TEXT EXCERPT
#####

# Newbie prop ?'s



## THX1138 (Dec 20, 2016)

So I am a total newb to the boat scene and there is tons of info out there. I am hoping you cats can help me narrow my reading a little.

I've ordered an Ankona Cayenne with an E-Tec 60. I assume this will come with some sort of "factory" 3 blade prop. I'm trying to find info on the Rogue 4 blade flats boat prop. Near as I can tell, 19" pitch is what I would need but cant find anything definitive.

With that having been said...
Do I really "need" the 4 blade prop?
What are the advantages of that prop?
Are there other options I should be looking at?
How does 4 blade vs. 3 blade affect speed and fuel economy?

Next, cavitation plates?
From what I have read, some folks swear by them, some folks say they are junk and not needed. I understand the theory of operation and the purpose makes sense.
Again, is this something I need/ want?

Thanks in advance. If you have any links for good research that would be great as I'm not really sure what to look for.

Lou


----------



## THX1138 (Dec 20, 2016)

Also, just trying to think of any other pertinent info... My engine will be on an Atlas Micro jackplate and the boat will have Lenco trim tabs. I assume these all play a part in how the boat, motor, and prop will all work together.

#####

GIVEN INFORMATION
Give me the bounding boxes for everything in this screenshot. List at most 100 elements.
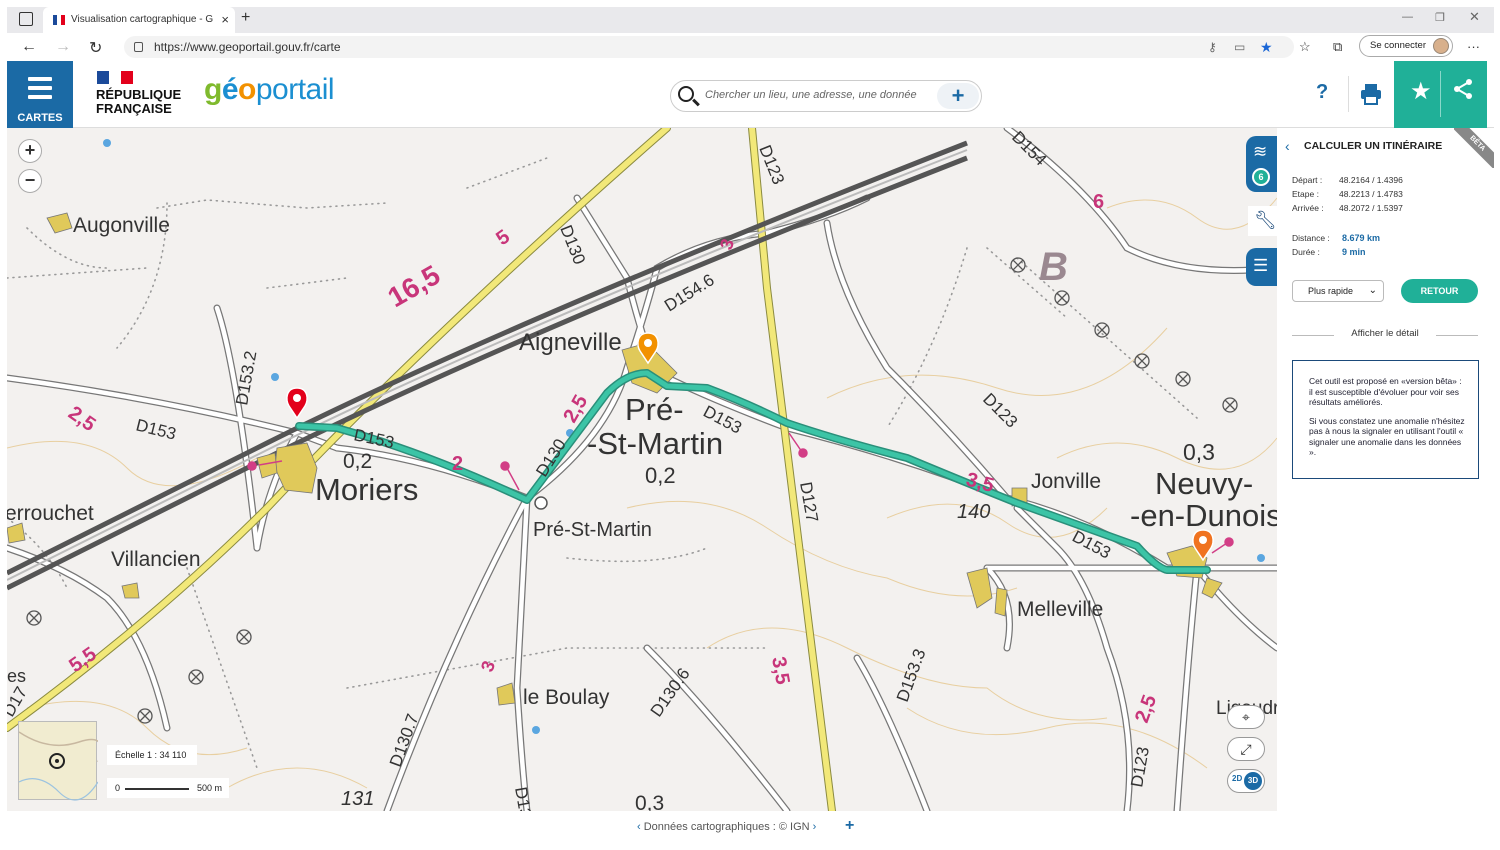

#####

TASKS TO PERFORM
1/ Answer these from the forum thread about boat props, one line per answer, each marked like its question.
(a) Which engine did the poster order with the boat?
(b) What pitch does the poster believe the Rogue 4 blade prop would need?
(c) What brand of trim tabs will the boat have?
2/ Reproduce the part of the forum thread about boat props between "I've ordered an" and "be looking at?", inclusive.
3/ Write the next part of the forum thread about boat props, picking up after its final sentence.

ANSWERS PROVIDED
1/
(a) An E-Tec 60.
(b) 19" pitch.
(c) Lenco.

2/
I've ordered an Ankona Cayenne with an E-Tec 60. I assume this will come with some sort of "factory" 3 blade prop. I'm trying to find info on the Rogue 4 blade flats boat prop. Near as I can tell, 19" pitch is what I would need but cant find anything definitive.

With that having been said...
Do I really "need" the 4 blade prop?
What are the advantages of that prop?
Are there other options I should be looking at?

3/
Lou


----------



## Preston904 (Sep 9, 2016)

As far as 3blade vs 4 blade. 

4 blade:
Better holeshot
faster cruise
Slower WOT
can raise motor higher without blowing out.

3 blade:
Faster top end.
Cheaper usually
more options usually.

That being said im sure some others can chime in about some other benefits. A 4 blade will drop your RPM. and Im not sure about that boat and motor but a 19p 4 blade seems like it might be a bit much but i dont know for sure.


----------



## Rollbar (Oct 20, 2016)

http://www.csgnetwork.com/marinepropcalc.html 

http://www.thepropdock.com/faq.htm 

http://boatpropellers.iboats.com/propeller-tutorials/how_to_choose_prop/?cart_id=751218045


----------



## THX1138 (Dec 20, 2016)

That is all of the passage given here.